▶ Given text:
28 Aug Being Well Podcast: Motivating Yourself
We all have things we know would be good to do, but it’s hard to do them. Equally, there are things that we know are bad for us, but we keep doing them anyway. Why don’t our brains just automatically want to do those good things?
On this episode, Dr. Rick Hanson and Forrest focus on a key aspect of motivation: how we can incline our minds to break bad habits, and want the things that are good for it.
During this episode they explore:
- How to “hack” the motivational circuit of the brain.
- The importance of forming clear relationships between action and reward.
- Why different people have different issues with motivation.
- How we can sustain motivation over time, rather than just going through short bursts of intense effort.
- The differing impacts of self-nurturance and self-criticism.
0:40: Why doesn’t just knowing that something is bad stop us from doing it?

▶ Information provided:
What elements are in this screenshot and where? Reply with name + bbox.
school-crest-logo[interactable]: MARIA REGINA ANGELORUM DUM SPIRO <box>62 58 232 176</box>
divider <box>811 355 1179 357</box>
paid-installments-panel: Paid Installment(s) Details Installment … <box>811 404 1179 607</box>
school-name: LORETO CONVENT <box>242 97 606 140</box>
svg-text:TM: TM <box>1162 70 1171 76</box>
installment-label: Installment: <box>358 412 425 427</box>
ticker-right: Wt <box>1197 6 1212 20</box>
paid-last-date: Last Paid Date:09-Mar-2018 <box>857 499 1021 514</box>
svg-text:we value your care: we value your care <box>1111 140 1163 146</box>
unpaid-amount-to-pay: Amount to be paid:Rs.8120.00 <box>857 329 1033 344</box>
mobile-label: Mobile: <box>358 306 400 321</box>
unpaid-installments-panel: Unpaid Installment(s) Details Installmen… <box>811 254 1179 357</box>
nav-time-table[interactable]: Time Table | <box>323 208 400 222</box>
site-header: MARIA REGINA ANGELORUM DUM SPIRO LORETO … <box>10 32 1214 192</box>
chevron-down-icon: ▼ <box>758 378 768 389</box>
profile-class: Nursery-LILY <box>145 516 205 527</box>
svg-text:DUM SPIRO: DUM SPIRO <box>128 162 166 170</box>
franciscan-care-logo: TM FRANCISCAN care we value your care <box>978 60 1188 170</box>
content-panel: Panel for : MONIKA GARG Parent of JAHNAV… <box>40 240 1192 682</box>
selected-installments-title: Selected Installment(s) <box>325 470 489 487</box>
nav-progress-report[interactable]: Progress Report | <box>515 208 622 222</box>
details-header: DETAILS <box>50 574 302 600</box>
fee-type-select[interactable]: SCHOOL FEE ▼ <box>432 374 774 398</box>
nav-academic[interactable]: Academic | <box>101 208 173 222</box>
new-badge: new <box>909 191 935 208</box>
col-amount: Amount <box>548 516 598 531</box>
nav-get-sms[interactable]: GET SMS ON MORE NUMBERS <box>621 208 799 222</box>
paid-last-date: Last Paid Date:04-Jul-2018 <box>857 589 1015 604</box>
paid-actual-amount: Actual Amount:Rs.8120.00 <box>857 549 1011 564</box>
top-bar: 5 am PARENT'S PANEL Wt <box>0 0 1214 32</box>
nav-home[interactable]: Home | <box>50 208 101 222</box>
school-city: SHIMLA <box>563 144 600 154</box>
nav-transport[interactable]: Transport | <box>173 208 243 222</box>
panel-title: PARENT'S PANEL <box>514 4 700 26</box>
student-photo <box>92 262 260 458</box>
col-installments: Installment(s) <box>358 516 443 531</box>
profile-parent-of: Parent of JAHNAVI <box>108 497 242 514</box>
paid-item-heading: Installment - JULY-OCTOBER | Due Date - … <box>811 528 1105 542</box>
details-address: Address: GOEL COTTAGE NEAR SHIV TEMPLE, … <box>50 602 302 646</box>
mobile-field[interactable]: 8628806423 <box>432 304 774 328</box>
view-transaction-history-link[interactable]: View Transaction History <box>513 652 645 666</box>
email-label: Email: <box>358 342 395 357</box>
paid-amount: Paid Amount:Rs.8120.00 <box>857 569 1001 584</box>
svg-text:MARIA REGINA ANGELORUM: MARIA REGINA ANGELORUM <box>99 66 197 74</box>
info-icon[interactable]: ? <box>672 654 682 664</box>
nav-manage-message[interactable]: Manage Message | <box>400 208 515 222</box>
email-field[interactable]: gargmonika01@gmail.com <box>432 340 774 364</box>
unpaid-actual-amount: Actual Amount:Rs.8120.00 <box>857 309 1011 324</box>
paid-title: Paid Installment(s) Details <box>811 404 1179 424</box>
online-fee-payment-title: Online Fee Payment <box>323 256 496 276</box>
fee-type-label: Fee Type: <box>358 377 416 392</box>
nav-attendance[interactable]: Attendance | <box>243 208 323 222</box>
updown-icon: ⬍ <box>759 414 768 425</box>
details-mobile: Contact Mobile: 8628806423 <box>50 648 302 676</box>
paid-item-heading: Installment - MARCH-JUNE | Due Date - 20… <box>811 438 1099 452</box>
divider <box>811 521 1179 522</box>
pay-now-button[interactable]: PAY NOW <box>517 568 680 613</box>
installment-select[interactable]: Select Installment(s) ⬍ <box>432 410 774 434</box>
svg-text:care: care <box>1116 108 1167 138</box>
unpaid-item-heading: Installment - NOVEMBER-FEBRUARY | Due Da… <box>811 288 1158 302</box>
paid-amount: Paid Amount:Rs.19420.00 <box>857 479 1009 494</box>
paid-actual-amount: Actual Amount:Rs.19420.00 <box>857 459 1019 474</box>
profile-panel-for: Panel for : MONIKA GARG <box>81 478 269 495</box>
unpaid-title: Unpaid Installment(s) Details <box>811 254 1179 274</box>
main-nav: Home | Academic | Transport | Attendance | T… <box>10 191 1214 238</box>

▶ Prompt: Continue the Being Well podcast notes on motivating yourself from their last line, keeping the same style.

▶ Expected answer:
2:55: How does motivation work biologically?
7:00: The importance of connecting good behaviors to direct rewards.
8:50: Becoming good at imagining rewards.
12:40: Internalizing reward along the way.
14:20: Imbuing simple tasks with meaning.
17:30: Bringing playfulness to what you do.
19:30: Is there genetic variation in how easily motivated people are?
23:35: Having empathy for biological differences between people.
27:40: The relationship between nature and nurture.
33:35: The value of fulfilling expectations.
37:25: Identifying novelty.
39:40: Finding the fun factor.
41:00: Self-nurturance vs. self-criticism.